WRITTEN PROBLEM -> Give the number of lines in the listing below that include the word "points", with nothing more.

[Stored records]
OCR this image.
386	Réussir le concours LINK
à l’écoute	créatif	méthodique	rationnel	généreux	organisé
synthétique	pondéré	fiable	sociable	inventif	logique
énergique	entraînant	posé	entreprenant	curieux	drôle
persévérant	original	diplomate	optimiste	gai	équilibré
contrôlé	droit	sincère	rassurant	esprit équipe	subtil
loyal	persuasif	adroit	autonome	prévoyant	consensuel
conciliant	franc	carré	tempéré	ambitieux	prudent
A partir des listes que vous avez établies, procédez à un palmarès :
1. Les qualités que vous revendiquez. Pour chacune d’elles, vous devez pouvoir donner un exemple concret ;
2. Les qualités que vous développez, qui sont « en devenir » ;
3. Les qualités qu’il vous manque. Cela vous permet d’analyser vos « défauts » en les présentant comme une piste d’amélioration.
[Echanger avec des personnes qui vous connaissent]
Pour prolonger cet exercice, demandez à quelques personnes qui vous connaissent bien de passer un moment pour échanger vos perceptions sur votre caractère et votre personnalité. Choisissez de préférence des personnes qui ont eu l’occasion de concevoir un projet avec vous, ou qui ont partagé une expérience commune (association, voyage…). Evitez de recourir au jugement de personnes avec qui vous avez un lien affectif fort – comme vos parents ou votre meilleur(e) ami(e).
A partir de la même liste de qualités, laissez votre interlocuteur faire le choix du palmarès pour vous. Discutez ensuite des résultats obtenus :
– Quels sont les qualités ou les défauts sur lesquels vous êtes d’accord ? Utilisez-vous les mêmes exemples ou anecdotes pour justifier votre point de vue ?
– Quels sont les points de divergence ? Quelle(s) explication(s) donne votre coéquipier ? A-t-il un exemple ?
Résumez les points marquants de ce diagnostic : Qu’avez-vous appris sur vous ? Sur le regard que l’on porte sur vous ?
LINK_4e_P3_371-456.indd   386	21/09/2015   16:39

==

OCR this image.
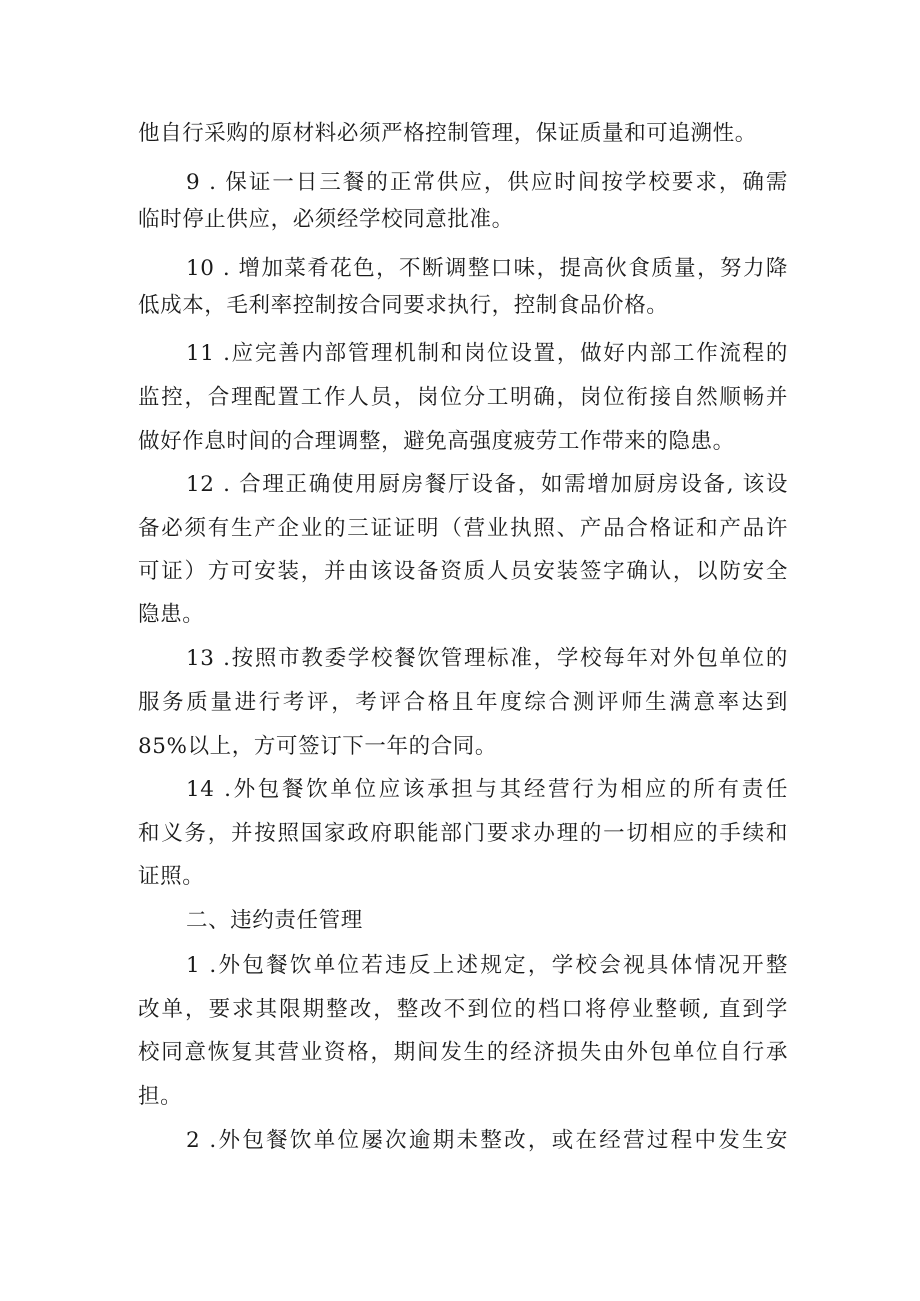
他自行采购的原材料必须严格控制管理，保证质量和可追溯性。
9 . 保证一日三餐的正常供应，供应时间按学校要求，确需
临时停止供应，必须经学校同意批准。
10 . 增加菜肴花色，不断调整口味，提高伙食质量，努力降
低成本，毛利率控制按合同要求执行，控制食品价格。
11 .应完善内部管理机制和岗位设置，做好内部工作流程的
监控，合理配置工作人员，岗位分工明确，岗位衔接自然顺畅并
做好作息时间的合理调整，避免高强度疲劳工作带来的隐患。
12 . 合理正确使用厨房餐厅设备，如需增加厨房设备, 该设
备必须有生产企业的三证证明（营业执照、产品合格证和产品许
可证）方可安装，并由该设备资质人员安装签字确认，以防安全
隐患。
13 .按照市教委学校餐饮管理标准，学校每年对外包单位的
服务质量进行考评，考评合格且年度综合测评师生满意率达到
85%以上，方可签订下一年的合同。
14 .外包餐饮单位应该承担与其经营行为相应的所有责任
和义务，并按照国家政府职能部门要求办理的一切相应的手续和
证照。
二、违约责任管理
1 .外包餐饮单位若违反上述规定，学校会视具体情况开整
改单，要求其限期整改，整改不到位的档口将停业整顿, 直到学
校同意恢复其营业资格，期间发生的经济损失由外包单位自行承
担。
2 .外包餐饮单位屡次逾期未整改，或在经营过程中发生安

THE RESULT -> 2